- **What you will do**
Repeat every record below exactly as written.

- **Provided data**

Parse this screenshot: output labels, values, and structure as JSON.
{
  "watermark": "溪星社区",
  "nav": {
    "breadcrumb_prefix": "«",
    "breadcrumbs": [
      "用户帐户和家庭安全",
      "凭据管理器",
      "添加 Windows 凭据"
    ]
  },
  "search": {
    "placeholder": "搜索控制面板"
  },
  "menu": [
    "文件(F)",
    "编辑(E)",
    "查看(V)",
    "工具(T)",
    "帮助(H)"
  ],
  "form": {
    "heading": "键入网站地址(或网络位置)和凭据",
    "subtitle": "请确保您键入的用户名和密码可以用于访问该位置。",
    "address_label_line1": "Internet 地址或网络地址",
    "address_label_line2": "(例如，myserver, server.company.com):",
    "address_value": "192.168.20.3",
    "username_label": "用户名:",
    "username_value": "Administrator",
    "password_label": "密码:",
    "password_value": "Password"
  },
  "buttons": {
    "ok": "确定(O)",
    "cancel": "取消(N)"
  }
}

- **Written solution**
Parse this screenshot: output labels, values, and structure as JSON.
{
  "watermark": "溪星社区",
  "nav": {
    "breadcrumb_prefix": "«",
    "breadcrumbs": [
      "用户帐户和家庭安全",
      "凭据管理器",
      "添加 Windows 凭据"
    ]
  },
  "search": {
    "placeholder": "搜索控制面板"
  },
  "menu": [
    "文件(F)",
    "编辑(E)",
    "查看(V)",
    "工具(T)",
    "帮助(H)"
  ],
  "form": {
    "heading": "键入网站地址(或网络位置)和凭据",
    "subtitle": "请确保您键入的用户名和密码可以用于访问该位置。",
    "address_label_line1": "Internet 地址或网络地址",
    "address_label_line2": "(例如，myserver, server.company.com):",
    "address_value": "192.168.20.3",
    "username_label": "用户名:",
    "username_value": "Administrator",
    "password_label": "密码:",
    "password_value": "Password"
  },
  "buttons": {
    "ok": "确定(O)",
    "cancel": "取消(N)"
  }
}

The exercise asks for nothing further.